TASK TO COMPLETE:
Take the material below and write it all out again exactly.

LISTED RECORDS:
------------------------------

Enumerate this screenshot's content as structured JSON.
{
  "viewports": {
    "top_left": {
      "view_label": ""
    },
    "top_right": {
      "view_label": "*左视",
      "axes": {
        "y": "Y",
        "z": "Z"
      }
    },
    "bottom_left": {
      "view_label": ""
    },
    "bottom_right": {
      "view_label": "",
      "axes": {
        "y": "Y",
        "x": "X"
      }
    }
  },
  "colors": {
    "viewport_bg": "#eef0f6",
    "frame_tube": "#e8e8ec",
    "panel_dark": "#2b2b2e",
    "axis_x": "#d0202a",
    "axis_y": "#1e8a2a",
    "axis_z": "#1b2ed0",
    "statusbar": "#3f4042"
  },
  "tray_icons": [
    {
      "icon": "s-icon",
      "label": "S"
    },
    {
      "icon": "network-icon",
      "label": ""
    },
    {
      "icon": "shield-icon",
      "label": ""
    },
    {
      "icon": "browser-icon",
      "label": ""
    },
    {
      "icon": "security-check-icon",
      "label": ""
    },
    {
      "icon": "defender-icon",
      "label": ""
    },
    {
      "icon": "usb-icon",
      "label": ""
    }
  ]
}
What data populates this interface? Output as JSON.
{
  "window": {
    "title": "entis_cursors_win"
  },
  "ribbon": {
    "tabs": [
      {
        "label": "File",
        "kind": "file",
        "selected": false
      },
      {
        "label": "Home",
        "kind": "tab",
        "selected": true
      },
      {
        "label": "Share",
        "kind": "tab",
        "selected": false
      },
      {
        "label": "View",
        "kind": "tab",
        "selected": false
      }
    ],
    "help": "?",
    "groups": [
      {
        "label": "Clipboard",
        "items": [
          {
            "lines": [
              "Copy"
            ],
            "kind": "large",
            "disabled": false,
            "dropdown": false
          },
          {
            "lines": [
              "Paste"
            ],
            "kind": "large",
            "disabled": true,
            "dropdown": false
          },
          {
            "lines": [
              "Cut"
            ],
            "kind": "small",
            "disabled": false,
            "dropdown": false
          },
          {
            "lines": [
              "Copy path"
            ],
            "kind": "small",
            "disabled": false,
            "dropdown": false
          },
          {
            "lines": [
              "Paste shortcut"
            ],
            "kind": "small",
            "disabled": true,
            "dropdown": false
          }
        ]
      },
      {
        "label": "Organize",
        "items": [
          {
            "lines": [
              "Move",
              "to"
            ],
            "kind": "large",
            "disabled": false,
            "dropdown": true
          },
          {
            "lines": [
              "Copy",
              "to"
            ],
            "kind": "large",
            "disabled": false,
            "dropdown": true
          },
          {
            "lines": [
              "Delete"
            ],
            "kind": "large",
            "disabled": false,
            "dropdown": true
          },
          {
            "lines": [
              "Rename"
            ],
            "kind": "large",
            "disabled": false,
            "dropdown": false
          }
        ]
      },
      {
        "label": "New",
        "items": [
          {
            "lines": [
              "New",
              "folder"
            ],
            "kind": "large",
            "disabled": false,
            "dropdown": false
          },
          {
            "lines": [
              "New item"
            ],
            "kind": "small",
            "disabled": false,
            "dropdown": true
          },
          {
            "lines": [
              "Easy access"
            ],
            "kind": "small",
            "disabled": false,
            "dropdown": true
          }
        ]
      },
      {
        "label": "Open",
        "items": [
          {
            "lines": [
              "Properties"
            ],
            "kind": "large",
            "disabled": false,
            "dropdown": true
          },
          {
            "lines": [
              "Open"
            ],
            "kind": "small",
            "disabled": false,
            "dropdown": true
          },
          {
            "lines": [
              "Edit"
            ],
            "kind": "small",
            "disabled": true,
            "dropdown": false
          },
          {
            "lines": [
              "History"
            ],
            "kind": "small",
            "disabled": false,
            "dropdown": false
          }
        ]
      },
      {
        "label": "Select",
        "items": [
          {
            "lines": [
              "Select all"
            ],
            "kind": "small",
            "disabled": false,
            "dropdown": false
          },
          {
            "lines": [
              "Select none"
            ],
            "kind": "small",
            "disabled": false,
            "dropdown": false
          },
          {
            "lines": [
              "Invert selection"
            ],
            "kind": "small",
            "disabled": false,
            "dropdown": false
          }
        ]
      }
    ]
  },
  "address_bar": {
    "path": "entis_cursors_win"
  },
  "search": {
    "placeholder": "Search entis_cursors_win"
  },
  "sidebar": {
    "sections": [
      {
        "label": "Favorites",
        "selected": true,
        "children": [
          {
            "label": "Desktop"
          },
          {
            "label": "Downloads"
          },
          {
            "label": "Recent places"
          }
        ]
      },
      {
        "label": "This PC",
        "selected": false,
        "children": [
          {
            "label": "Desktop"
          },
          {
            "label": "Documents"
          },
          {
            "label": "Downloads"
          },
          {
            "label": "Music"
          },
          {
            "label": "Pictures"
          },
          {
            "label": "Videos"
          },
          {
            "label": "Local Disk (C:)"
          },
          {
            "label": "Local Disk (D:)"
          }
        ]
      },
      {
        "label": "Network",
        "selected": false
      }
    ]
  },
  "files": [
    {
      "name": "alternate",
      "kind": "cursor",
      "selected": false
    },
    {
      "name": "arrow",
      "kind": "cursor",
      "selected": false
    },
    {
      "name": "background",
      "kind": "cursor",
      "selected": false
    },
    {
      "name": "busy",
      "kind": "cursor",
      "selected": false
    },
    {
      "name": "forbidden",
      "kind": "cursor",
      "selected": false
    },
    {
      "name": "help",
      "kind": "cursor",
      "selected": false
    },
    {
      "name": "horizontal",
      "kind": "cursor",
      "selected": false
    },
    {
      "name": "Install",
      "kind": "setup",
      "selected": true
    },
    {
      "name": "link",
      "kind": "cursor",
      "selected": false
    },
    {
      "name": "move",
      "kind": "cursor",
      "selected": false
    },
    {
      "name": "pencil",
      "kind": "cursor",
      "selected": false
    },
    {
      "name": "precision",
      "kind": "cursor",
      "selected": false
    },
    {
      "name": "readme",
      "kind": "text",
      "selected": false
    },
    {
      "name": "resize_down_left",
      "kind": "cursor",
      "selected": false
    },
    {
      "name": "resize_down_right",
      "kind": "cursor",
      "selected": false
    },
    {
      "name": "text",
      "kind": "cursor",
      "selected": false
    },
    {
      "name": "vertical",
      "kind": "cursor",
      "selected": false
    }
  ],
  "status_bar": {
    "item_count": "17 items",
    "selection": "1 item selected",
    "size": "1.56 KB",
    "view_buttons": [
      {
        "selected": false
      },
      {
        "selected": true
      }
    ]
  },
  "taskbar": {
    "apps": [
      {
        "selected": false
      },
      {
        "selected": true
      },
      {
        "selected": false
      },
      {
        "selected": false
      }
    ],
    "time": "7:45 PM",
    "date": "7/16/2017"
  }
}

------------------------------

SOLVED PROBLEM:
Enumerate this screenshot's content as structured JSON.
{
  "viewports": {
    "top_left": {
      "view_label": ""
    },
    "top_right": {
      "view_label": "*左视",
      "axes": {
        "y": "Y",
        "z": "Z"
      }
    },
    "bottom_left": {
      "view_label": ""
    },
    "bottom_right": {
      "view_label": "",
      "axes": {
        "y": "Y",
        "x": "X"
      }
    }
  },
  "colors": {
    "viewport_bg": "#eef0f6",
    "frame_tube": "#e8e8ec",
    "panel_dark": "#2b2b2e",
    "axis_x": "#d0202a",
    "axis_y": "#1e8a2a",
    "axis_z": "#1b2ed0",
    "statusbar": "#3f4042"
  },
  "tray_icons": [
    {
      "icon": "s-icon",
      "label": "S"
    },
    {
      "icon": "network-icon",
      "label": ""
    },
    {
      "icon": "shield-icon",
      "label": ""
    },
    {
      "icon": "browser-icon",
      "label": ""
    },
    {
      "icon": "security-check-icon",
      "label": ""
    },
    {
      "icon": "defender-icon",
      "label": ""
    },
    {
      "icon": "usb-icon",
      "label": ""
    }
  ]
}
What data populates this interface? Output as JSON.
{
  "window": {
    "title": "entis_cursors_win"
  },
  "ribbon": {
    "tabs": [
      {
        "label": "File",
        "kind": "file",
        "selected": false
      },
      {
        "label": "Home",
        "kind": "tab",
        "selected": true
      },
      {
        "label": "Share",
        "kind": "tab",
        "selected": false
      },
      {
        "label": "View",
        "kind": "tab",
        "selected": false
      }
    ],
    "help": "?",
    "groups": [
      {
        "label": "Clipboard",
        "items": [
          {
            "lines": [
              "Copy"
            ],
            "kind": "large",
            "disabled": false,
            "dropdown": false
          },
          {
            "lines": [
              "Paste"
            ],
            "kind": "large",
            "disabled": true,
            "dropdown": false
          },
          {
            "lines": [
              "Cut"
            ],
            "kind": "small",
            "disabled": false,
            "dropdown": false
          },
          {
            "lines": [
              "Copy path"
            ],
            "kind": "small",
            "disabled": false,
            "dropdown": false
          },
          {
            "lines": [
              "Paste shortcut"
            ],
            "kind": "small",
            "disabled": true,
            "dropdown": false
          }
        ]
      },
      {
        "label": "Organize",
        "items": [
          {
            "lines": [
              "Move",
              "to"
            ],
            "kind": "large",
            "disabled": false,
            "dropdown": true
          },
          {
            "lines": [
              "Copy",
              "to"
            ],
            "kind": "large",
            "disabled": false,
            "dropdown": true
          },
          {
            "lines": [
              "Delete"
            ],
            "kind": "large",
            "disabled": false,
            "dropdown": true
          },
          {
            "lines": [
              "Rename"
            ],
            "kind": "large",
            "disabled": false,
            "dropdown": false
          }
        ]
      },
      {
        "label": "New",
        "items": [
          {
            "lines": [
              "New",
              "folder"
            ],
            "kind": "large",
            "disabled": false,
            "dropdown": false
          },
          {
            "lines": [
              "New item"
            ],
            "kind": "small",
            "disabled": false,
            "dropdown": true
          },
          {
            "lines": [
              "Easy access"
            ],
            "kind": "small",
            "disabled": false,
            "dropdown": true
          }
        ]
      },
      {
        "label": "Open",
        "items": [
          {
            "lines": [
              "Properties"
            ],
            "kind": "large",
            "disabled": false,
            "dropdown": true
          },
          {
            "lines": [
              "Open"
            ],
            "kind": "small",
            "disabled": false,
            "dropdown": true
          },
          {
            "lines": [
              "Edit"
            ],
            "kind": "small",
            "disabled": true,
            "dropdown": false
          },
          {
            "lines": [
              "History"
            ],
            "kind": "small",
            "disabled": false,
            "dropdown": false
          }
        ]
      },
      {
        "label": "Select",
        "items": [
          {
            "lines": [
              "Select all"
            ],
            "kind": "small",
            "disabled": false,
            "dropdown": false
          },
          {
            "lines": [
              "Select none"
            ],
            "kind": "small",
            "disabled": false,
            "dropdown": false
          },
          {
            "lines": [
              "Invert selection"
            ],
            "kind": "small",
            "disabled": false,
            "dropdown": false
          }
        ]
      }
    ]
  },
  "address_bar": {
    "path": "entis_cursors_win"
  },
  "search": {
    "placeholder": "Search entis_cursors_win"
  },
  "sidebar": {
    "sections": [
      {
        "label": "Favorites",
        "selected": true,
        "children": [
          {
            "label": "Desktop"
          },
          {
            "label": "Downloads"
          },
          {
            "label": "Recent places"
          }
        ]
      },
      {
        "label": "This PC",
        "selected": false,
        "children": [
          {
            "label": "Desktop"
          },
          {
            "label": "Documents"
          },
          {
            "label": "Downloads"
          },
          {
            "label": "Music"
          },
          {
            "label": "Pictures"
          },
          {
            "label": "Videos"
          },
          {
            "label": "Local Disk (C:)"
          },
          {
            "label": "Local Disk (D:)"
          }
        ]
      },
      {
        "label": "Network",
        "selected": false
      }
    ]
  },
  "files": [
    {
      "name": "alternate",
      "kind": "cursor",
      "selected": false
    },
    {
      "name": "arrow",
      "kind": "cursor",
      "selected": false
    },
    {
      "name": "background",
      "kind": "cursor",
      "selected": false
    },
    {
      "name": "busy",
      "kind": "cursor",
      "selected": false
    },
    {
      "name": "forbidden",
      "kind": "cursor",
      "selected": false
    },
    {
      "name": "help",
      "kind": "cursor",
      "selected": false
    },
    {
      "name": "horizontal",
      "kind": "cursor",
      "selected": false
    },
    {
      "name": "Install",
      "kind": "setup",
      "selected": true
    },
    {
      "name": "link",
      "kind": "cursor",
      "selected": false
    },
    {
      "name": "move",
      "kind": "cursor",
      "selected": false
    },
    {
      "name": "pencil",
      "kind": "cursor",
      "selected": false
    },
    {
      "name": "precision",
      "kind": "cursor",
      "selected": false
    },
    {
      "name": "readme",
      "kind": "text",
      "selected": false
    },
    {
      "name": "resize_down_left",
      "kind": "cursor",
      "selected": false
    },
    {
      "name": "resize_down_right",
      "kind": "cursor",
      "selected": false
    },
    {
      "name": "text",
      "kind": "cursor",
      "selected": false
    },
    {
      "name": "vertical",
      "kind": "cursor",
      "selected": false
    }
  ],
  "status_bar": {
    "item_count": "17 items",
    "selection": "1 item selected",
    "size": "1.56 KB",
    "view_buttons": [
      {
        "selected": false
      },
      {
        "selected": true
      }
    ]
  },
  "taskbar": {
    "apps": [
      {
        "selected": false
      },
      {
        "selected": true
      },
      {
        "selected": false
      },
      {
        "selected": false
      }
    ],
    "time": "7:45 PM",
    "date": "7/16/2017"
  }
}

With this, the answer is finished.